>> Start Listed entries
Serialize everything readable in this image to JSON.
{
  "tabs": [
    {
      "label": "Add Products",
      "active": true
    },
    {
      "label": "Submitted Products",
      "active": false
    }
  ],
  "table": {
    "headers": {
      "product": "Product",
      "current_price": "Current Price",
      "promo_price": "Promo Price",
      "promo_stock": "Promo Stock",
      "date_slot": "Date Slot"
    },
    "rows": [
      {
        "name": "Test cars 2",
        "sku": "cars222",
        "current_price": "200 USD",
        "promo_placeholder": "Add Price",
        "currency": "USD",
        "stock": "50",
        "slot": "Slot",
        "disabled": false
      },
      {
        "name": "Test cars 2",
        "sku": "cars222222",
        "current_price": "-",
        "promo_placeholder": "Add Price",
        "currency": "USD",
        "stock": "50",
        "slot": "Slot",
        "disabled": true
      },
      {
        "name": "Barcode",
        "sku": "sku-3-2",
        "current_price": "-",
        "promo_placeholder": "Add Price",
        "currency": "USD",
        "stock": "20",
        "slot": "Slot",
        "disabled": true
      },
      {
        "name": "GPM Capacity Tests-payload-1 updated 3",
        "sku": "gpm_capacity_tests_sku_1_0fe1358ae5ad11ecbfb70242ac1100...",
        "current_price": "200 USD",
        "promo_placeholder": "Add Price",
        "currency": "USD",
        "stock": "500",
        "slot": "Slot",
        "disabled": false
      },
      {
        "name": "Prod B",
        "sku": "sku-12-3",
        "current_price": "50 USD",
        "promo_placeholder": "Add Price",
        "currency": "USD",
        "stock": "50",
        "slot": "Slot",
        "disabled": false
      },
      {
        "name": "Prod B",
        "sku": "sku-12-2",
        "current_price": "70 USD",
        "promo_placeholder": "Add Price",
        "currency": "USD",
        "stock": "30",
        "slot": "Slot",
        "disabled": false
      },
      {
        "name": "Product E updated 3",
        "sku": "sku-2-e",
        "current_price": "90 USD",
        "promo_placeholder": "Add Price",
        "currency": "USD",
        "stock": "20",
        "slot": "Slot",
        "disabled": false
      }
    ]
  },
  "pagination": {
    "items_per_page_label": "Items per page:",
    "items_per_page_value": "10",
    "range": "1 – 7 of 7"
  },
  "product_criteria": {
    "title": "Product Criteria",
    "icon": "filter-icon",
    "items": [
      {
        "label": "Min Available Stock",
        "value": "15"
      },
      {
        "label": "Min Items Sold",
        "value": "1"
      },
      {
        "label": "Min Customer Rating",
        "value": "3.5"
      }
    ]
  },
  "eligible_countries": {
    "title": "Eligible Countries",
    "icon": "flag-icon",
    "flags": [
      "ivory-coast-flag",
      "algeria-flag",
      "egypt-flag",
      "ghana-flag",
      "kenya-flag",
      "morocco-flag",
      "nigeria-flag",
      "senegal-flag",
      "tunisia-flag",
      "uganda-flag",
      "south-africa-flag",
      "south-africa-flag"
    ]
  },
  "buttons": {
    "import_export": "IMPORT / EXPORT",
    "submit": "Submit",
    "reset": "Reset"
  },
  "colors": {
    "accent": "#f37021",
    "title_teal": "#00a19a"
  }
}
>> End Listed entries
→ Stated exercise:
Copy down the whole of the data above, matching it exactly.

→ Answer:
Serialize everything readable in this image to JSON.
{
  "tabs": [
    {
      "label": "Add Products",
      "active": true
    },
    {
      "label": "Submitted Products",
      "active": false
    }
  ],
  "table": {
    "headers": {
      "product": "Product",
      "current_price": "Current Price",
      "promo_price": "Promo Price",
      "promo_stock": "Promo Stock",
      "date_slot": "Date Slot"
    },
    "rows": [
      {
        "name": "Test cars 2",
        "sku": "cars222",
        "current_price": "200 USD",
        "promo_placeholder": "Add Price",
        "currency": "USD",
        "stock": "50",
        "slot": "Slot",
        "disabled": false
      },
      {
        "name": "Test cars 2",
        "sku": "cars222222",
        "current_price": "-",
        "promo_placeholder": "Add Price",
        "currency": "USD",
        "stock": "50",
        "slot": "Slot",
        "disabled": true
      },
      {
        "name": "Barcode",
        "sku": "sku-3-2",
        "current_price": "-",
        "promo_placeholder": "Add Price",
        "currency": "USD",
        "stock": "20",
        "slot": "Slot",
        "disabled": true
      },
      {
        "name": "GPM Capacity Tests-payload-1 updated 3",
        "sku": "gpm_capacity_tests_sku_1_0fe1358ae5ad11ecbfb70242ac1100...",
        "current_price": "200 USD",
        "promo_placeholder": "Add Price",
        "currency": "USD",
        "stock": "500",
        "slot": "Slot",
        "disabled": false
      },
      {
        "name": "Prod B",
        "sku": "sku-12-3",
        "current_price": "50 USD",
        "promo_placeholder": "Add Price",
        "currency": "USD",
        "stock": "50",
        "slot": "Slot",
        "disabled": false
      },
      {
        "name": "Prod B",
        "sku": "sku-12-2",
        "current_price": "70 USD",
        "promo_placeholder": "Add Price",
        "currency": "USD",
        "stock": "30",
        "slot": "Slot",
        "disabled": false
      },
      {
        "name": "Product E updated 3",
        "sku": "sku-2-e",
        "current_price": "90 USD",
        "promo_placeholder": "Add Price",
        "currency": "USD",
        "stock": "20",
        "slot": "Slot",
        "disabled": false
      }
    ]
  },
  "pagination": {
    "items_per_page_label": "Items per page:",
    "items_per_page_value": "10",
    "range": "1 – 7 of 7"
  },
  "product_criteria": {
    "title": "Product Criteria",
    "icon": "filter-icon",
    "items": [
      {
        "label": "Min Available Stock",
        "value": "15"
      },
      {
        "label": "Min Items Sold",
        "value": "1"
      },
      {
        "label": "Min Customer Rating",
        "value": "3.5"
      }
    ]
  },
  "eligible_countries": {
    "title": "Eligible Countries",
    "icon": "flag-icon",
    "flags": [
      "ivory-coast-flag",
      "algeria-flag",
      "egypt-flag",
      "ghana-flag",
      "kenya-flag",
      "morocco-flag",
      "nigeria-flag",
      "senegal-flag",
      "tunisia-flag",
      "uganda-flag",
      "south-africa-flag",
      "south-africa-flag"
    ]
  },
  "buttons": {
    "import_export": "IMPORT / EXPORT",
    "submit": "Submit",
    "reset": "Reset"
  },
  "colors": {
    "accent": "#f37021",
    "title_teal": "#00a19a"
  }
}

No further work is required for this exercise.